Task:
Pick out each line containing the string "learning".

Stored records:
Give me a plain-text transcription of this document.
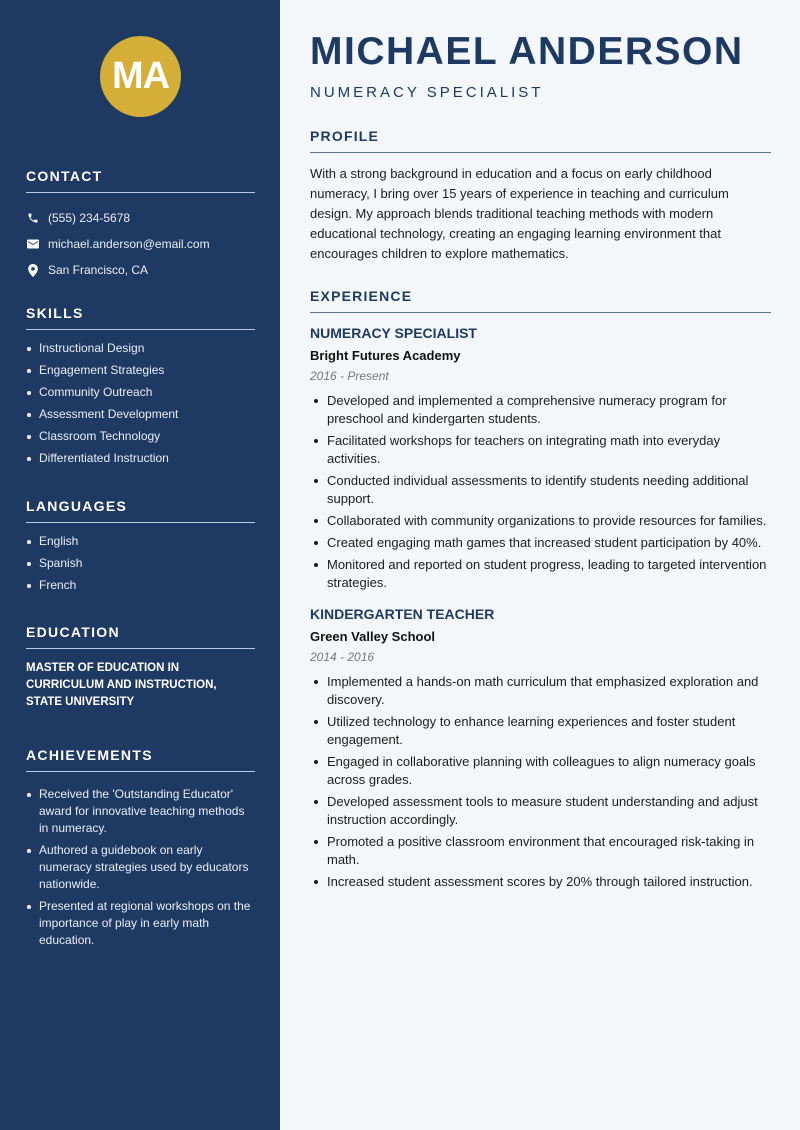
MA
CONTACT
(555) 234-5678
michael.anderson@email.com
San Francisco, CA
SKILLS
Instructional Design
Engagement Strategies
Community Outreach
Assessment Development
Classroom Technology
Differentiated Instruction
LANGUAGES
English
Spanish
French
EDUCATION

MASTER OF EDUCATION IN CURRICULUM AND INSTRUCTION, STATE UNIVERSITY

ACHIEVEMENTS
Received the 'Outstanding Educator' award for innovative teaching methods in numeracy.
Authored a guidebook on early numeracy strategies used by educators nationwide.
Presented at regional workshops on the importance of play in early math education.
MICHAEL ANDERSON
NUMERACY SPECIALIST
PROFILE

With a strong background in education and a focus on early childhood numeracy, I bring over 15 years of experience in teaching and curriculum design. My approach blends traditional teaching methods with modern educational technology, creating an engaging learning environment that encourages children to explore mathematics.

EXPERIENCE
NUMERACY SPECIALIST
Bright Futures Academy
2016 - Present
Developed and implemented a comprehensive numeracy program for preschool and kindergarten students.
Facilitated workshops for teachers on integrating math into everyday activities.
Conducted individual assessments to identify students needing additional support.
Collaborated with community organizations to provide resources for families.
Created engaging math games that increased student participation by 40%.
Monitored and reported on student progress, leading to targeted intervention strategies.
KINDERGARTEN TEACHER
Green Valley School
2014 - 2016
Implemented a hands-on math curriculum that emphasized exploration and discovery.
Utilized technology to enhance learning experiences and foster student engagement.
Engaged in collaborative planning with colleagues to align numeracy goals across grades.
Developed assessment tools to measure student understanding and adjust instruction accordingly.
Promoted a positive classroom environment that encouraged risk-taking in math.
Increased student assessment scores by 20% through tailored instruction.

Response:
With a strong background in education and a focus on early childhood numeracy, I bring over 15 years of experience in teaching and curriculum design. My approach blends traditional teaching methods with modern educational technology, creating an engaging learning environment that encourages children to explore mathematics.
Utilized technology to enhance learning experiences and foster student engagement.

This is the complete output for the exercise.